_Work to complete_:
The entire listing is to be repeated verbatim.

_The records_:

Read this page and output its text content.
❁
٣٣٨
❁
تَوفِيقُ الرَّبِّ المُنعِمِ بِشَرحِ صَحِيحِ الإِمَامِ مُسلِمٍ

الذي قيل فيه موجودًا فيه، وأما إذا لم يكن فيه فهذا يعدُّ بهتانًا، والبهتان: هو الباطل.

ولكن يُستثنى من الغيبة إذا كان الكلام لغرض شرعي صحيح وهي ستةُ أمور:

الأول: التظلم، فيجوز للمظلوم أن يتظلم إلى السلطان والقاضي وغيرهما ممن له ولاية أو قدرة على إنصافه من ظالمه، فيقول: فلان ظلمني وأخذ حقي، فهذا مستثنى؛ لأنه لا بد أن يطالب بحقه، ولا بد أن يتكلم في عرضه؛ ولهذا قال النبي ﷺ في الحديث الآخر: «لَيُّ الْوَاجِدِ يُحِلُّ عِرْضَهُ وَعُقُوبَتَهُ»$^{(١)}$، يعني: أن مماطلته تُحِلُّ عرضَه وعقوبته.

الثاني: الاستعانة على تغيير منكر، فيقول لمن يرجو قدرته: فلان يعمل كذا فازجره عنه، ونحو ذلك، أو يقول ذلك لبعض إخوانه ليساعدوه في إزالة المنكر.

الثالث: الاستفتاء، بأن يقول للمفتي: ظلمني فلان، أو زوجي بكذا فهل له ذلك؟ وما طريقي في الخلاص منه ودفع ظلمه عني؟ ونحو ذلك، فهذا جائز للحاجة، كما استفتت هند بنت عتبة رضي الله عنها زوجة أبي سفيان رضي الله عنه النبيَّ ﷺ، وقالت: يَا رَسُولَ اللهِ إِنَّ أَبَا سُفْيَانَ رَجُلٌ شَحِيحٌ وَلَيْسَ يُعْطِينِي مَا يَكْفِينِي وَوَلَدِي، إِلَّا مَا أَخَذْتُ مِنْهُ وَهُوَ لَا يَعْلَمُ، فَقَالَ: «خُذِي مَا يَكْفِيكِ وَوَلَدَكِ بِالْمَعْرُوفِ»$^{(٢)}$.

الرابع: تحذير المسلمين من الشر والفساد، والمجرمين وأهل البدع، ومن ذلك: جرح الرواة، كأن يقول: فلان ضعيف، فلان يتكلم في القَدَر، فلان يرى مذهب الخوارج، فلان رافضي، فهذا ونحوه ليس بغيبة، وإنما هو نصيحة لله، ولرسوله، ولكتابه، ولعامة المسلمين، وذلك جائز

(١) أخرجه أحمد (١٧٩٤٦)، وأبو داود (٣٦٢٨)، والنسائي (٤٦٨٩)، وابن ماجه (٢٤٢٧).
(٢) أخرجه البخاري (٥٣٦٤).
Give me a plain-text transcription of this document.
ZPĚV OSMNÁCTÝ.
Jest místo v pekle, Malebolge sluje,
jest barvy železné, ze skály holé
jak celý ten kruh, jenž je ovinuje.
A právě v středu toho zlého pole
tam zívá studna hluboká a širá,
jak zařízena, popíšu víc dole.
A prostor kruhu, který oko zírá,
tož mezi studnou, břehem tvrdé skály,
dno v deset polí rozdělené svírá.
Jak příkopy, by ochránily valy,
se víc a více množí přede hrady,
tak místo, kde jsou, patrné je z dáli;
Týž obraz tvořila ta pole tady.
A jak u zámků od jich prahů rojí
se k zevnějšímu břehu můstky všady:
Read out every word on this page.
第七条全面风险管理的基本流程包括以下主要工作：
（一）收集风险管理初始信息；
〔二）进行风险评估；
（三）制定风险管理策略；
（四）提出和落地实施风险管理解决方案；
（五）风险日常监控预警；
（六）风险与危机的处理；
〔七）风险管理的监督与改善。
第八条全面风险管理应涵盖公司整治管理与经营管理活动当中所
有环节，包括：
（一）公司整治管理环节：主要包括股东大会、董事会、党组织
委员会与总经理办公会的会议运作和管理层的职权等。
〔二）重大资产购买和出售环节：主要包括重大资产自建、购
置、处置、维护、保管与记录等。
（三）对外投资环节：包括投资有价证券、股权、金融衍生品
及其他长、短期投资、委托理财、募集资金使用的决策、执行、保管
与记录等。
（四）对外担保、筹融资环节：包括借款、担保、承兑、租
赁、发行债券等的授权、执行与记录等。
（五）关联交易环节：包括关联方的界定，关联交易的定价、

_Solved problem_:
Read this page and output its text content.
❁
٣٣٨
❁
تَوفِيقُ الرَّبِّ المُنعِمِ بِشَرحِ صَحِيحِ الإِمَامِ مُسلِمٍ

الذي قيل فيه موجودًا فيه، وأما إذا لم يكن فيه فهذا يعدُّ بهتانًا، والبهتان: هو الباطل.

ولكن يُستثنى من الغيبة إذا كان الكلام لغرض شرعي صحيح وهي ستةُ أمور:

الأول: التظلم، فيجوز للمظلوم أن يتظلم إلى السلطان والقاضي وغيرهما ممن له ولاية أو قدرة على إنصافه من ظالمه، فيقول: فلان ظلمني وأخذ حقي، فهذا مستثنى؛ لأنه لا بد أن يطالب بحقه، ولا بد أن يتكلم في عرضه؛ ولهذا قال النبي ﷺ في الحديث الآخر: «لَيُّ الْوَاجِدِ يُحِلُّ عِرْضَهُ وَعُقُوبَتَهُ»$^{(١)}$، يعني: أن مماطلته تُحِلُّ عرضَه وعقوبته.

الثاني: الاستعانة على تغيير منكر، فيقول لمن يرجو قدرته: فلان يعمل كذا فازجره عنه، ونحو ذلك، أو يقول ذلك لبعض إخوانه ليساعدوه في إزالة المنكر.

الثالث: الاستفتاء، بأن يقول للمفتي: ظلمني فلان، أو زوجي بكذا فهل له ذلك؟ وما طريقي في الخلاص منه ودفع ظلمه عني؟ ونحو ذلك، فهذا جائز للحاجة، كما استفتت هند بنت عتبة رضي الله عنها زوجة أبي سفيان رضي الله عنه النبيَّ ﷺ، وقالت: يَا رَسُولَ اللهِ إِنَّ أَبَا سُفْيَانَ رَجُلٌ شَحِيحٌ وَلَيْسَ يُعْطِينِي مَا يَكْفِينِي وَوَلَدِي، إِلَّا مَا أَخَذْتُ مِنْهُ وَهُوَ لَا يَعْلَمُ، فَقَالَ: «خُذِي مَا يَكْفِيكِ وَوَلَدَكِ بِالْمَعْرُوفِ»$^{(٢)}$.

الرابع: تحذير المسلمين من الشر والفساد، والمجرمين وأهل البدع، ومن ذلك: جرح الرواة، كأن يقول: فلان ضعيف، فلان يتكلم في القَدَر، فلان يرى مذهب الخوارج، فلان رافضي، فهذا ونحوه ليس بغيبة، وإنما هو نصيحة لله، ولرسوله، ولكتابه، ولعامة المسلمين، وذلك جائز

(١) أخرجه أحمد (١٧٩٤٦)، وأبو داود (٣٦٢٨)، والنسائي (٤٦٨٩)، وابن ماجه (٢٤٢٧).
(٢) أخرجه البخاري (٥٣٦٤).
Give me a plain-text transcription of this document.
ZPĚV OSMNÁCTÝ.
Jest místo v pekle, Malebolge sluje,
jest barvy železné, ze skály holé
jak celý ten kruh, jenž je ovinuje.
A právě v středu toho zlého pole
tam zívá studna hluboká a širá,
jak zařízena, popíšu víc dole.
A prostor kruhu, který oko zírá,
tož mezi studnou, břehem tvrdé skály,
dno v deset polí rozdělené svírá.
Jak příkopy, by ochránily valy,
se víc a více množí přede hrady,
tak místo, kde jsou, patrné je z dáli;
Týž obraz tvořila ta pole tady.
A jak u zámků od jich prahů rojí
se k zevnějšímu břehu můstky všady:
Read out every word on this page.
第七条全面风险管理的基本流程包括以下主要工作：
（一）收集风险管理初始信息；
〔二）进行风险评估；
（三）制定风险管理策略；
（四）提出和落地实施风险管理解决方案；
（五）风险日常监控预警；
（六）风险与危机的处理；
〔七）风险管理的监督与改善。
第八条全面风险管理应涵盖公司整治管理与经营管理活动当中所
有环节，包括：
（一）公司整治管理环节：主要包括股东大会、董事会、党组织
委员会与总经理办公会的会议运作和管理层的职权等。
〔二）重大资产购买和出售环节：主要包括重大资产自建、购
置、处置、维护、保管与记录等。
（三）对外投资环节：包括投资有价证券、股权、金融衍生品
及其他长、短期投资、委托理财、募集资金使用的决策、执行、保管
与记录等。
（四）对外担保、筹融资环节：包括借款、担保、承兑、租
赁、发行债券等的授权、执行与记录等。
（五）关联交易环节：包括关联方的界定，关联交易的定价、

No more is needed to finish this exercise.